Task goal - Extract the listing below in full, unchanged.

Records -
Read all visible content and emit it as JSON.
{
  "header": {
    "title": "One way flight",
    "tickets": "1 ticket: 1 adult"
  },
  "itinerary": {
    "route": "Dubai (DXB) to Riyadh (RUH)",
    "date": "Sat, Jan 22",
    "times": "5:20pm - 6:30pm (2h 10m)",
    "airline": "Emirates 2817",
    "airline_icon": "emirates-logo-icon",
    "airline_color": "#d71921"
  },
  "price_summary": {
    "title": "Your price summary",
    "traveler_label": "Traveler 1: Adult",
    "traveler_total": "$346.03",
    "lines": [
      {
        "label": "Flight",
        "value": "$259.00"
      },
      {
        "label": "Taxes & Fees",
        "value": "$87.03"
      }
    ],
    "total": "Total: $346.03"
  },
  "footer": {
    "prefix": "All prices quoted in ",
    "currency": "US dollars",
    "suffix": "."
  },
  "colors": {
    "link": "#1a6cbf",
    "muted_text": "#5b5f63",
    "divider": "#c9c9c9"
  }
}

Complete response -
Read all visible content and emit it as JSON.
{
  "header": {
    "title": "One way flight",
    "tickets": "1 ticket: 1 adult"
  },
  "itinerary": {
    "route": "Dubai (DXB) to Riyadh (RUH)",
    "date": "Sat, Jan 22",
    "times": "5:20pm - 6:30pm (2h 10m)",
    "airline": "Emirates 2817",
    "airline_icon": "emirates-logo-icon",
    "airline_color": "#d71921"
  },
  "price_summary": {
    "title": "Your price summary",
    "traveler_label": "Traveler 1: Adult",
    "traveler_total": "$346.03",
    "lines": [
      {
        "label": "Flight",
        "value": "$259.00"
      },
      {
        "label": "Taxes & Fees",
        "value": "$87.03"
      }
    ],
    "total": "Total: $346.03"
  },
  "footer": {
    "prefix": "All prices quoted in ",
    "currency": "US dollars",
    "suffix": "."
  },
  "colors": {
    "link": "#1a6cbf",
    "muted_text": "#5b5f63",
    "divider": "#c9c9c9"
  }
}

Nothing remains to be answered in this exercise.